* **OBJECTIVE**: Give the lines again exactly, from the one holding "What text is on this page?" to the last line of the listing below, both ends included and nothing added.

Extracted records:
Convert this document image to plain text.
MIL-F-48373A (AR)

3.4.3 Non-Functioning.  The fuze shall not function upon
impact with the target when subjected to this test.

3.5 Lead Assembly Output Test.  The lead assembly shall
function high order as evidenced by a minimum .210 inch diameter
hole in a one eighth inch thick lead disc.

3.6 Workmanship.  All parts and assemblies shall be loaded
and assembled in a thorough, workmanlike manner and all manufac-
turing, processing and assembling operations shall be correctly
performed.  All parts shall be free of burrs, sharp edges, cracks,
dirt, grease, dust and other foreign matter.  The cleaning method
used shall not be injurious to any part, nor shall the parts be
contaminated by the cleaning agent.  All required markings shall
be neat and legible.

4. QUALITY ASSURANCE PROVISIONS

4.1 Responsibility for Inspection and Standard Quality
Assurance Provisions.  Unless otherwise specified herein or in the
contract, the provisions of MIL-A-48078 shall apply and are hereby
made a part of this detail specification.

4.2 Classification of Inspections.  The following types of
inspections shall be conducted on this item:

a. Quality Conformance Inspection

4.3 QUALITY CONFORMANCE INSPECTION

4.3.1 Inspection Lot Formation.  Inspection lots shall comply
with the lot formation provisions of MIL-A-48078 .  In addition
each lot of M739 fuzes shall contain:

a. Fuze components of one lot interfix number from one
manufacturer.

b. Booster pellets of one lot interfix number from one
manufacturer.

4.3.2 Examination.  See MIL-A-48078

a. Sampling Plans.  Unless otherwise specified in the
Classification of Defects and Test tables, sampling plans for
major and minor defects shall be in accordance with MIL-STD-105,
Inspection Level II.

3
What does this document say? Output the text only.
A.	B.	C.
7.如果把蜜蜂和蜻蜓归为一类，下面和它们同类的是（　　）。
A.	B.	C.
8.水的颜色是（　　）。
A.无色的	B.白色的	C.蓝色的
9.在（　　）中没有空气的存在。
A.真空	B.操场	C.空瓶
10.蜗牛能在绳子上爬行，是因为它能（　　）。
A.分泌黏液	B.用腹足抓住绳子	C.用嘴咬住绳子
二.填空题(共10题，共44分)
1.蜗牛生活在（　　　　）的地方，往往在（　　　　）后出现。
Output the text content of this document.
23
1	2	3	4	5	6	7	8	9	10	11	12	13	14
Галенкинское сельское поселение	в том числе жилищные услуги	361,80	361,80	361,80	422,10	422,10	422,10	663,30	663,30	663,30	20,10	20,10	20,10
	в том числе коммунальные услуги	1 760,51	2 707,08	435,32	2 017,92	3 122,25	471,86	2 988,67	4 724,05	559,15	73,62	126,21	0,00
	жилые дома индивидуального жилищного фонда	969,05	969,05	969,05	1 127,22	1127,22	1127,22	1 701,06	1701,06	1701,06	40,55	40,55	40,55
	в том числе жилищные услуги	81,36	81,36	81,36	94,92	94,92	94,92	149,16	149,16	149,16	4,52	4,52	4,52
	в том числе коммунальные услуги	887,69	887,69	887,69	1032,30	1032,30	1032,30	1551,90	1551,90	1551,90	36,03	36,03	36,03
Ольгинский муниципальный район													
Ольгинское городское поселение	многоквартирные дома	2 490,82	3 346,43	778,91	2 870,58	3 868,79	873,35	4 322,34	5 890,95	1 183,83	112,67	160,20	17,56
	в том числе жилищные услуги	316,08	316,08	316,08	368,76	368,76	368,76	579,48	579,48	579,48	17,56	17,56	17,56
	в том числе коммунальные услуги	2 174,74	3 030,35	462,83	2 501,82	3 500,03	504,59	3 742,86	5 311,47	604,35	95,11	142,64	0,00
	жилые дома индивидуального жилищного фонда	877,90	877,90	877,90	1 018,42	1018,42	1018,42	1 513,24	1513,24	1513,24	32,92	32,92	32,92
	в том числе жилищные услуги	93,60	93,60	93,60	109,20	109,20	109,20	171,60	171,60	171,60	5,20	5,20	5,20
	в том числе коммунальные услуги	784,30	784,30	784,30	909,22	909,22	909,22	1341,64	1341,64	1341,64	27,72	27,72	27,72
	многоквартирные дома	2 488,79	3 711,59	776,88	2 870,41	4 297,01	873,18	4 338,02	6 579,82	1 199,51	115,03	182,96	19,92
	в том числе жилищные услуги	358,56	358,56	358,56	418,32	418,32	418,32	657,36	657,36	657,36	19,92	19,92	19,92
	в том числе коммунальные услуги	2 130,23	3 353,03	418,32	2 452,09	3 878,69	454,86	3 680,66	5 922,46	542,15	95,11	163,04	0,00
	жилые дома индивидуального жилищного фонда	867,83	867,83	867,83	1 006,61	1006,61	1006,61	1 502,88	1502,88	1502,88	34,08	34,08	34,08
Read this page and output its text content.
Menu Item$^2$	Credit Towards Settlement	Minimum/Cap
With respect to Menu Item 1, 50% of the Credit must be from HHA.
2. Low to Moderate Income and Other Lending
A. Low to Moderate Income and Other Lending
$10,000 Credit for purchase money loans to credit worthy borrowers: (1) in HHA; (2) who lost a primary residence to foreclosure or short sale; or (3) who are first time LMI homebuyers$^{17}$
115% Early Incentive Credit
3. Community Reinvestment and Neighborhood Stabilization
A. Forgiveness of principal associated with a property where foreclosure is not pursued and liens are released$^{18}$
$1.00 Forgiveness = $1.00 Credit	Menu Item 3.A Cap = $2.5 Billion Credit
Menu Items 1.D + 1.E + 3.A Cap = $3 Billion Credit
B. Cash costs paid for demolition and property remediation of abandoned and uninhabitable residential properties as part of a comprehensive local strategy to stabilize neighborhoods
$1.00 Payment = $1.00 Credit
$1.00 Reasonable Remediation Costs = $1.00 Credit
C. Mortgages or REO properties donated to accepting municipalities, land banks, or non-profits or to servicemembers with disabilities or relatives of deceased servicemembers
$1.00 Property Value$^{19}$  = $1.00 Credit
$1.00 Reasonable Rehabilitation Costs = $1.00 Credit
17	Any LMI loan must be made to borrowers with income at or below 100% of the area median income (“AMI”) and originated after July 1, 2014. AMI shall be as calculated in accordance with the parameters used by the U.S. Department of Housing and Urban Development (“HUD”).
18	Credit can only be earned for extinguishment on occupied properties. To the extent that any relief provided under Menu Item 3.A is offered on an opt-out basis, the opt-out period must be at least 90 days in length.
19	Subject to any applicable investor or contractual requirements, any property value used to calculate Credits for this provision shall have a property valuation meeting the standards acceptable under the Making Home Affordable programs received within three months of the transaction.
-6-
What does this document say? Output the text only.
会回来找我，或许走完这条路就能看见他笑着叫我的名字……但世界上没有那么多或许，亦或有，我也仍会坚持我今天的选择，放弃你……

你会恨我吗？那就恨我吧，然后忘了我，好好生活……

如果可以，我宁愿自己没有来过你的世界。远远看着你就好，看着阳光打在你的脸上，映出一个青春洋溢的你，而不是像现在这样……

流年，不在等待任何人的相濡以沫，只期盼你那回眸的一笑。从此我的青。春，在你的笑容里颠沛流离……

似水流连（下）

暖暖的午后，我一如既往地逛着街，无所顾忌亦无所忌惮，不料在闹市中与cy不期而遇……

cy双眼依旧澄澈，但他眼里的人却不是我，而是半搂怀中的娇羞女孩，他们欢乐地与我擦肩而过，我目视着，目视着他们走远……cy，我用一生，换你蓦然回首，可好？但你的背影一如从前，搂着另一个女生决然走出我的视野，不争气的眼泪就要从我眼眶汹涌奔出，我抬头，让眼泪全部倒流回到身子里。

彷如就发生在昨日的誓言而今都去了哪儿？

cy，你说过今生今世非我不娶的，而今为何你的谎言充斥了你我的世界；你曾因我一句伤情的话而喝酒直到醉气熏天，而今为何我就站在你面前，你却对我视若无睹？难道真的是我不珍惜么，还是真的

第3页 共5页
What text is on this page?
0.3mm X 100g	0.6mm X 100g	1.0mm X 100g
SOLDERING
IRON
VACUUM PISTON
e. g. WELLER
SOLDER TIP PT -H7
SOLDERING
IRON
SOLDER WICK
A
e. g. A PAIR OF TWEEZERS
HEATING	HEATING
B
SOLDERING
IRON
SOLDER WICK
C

* **FINISHED TASK**:
What text is on this page?
0.3mm X 100g	0.6mm X 100g	1.0mm X 100g
SOLDERING
IRON
VACUUM PISTON
e. g. WELLER
SOLDER TIP PT -H7
SOLDERING
IRON
SOLDER WICK
A
e. g. A PAIR OF TWEEZERS
HEATING	HEATING
B
SOLDERING
IRON
SOLDER WICK
C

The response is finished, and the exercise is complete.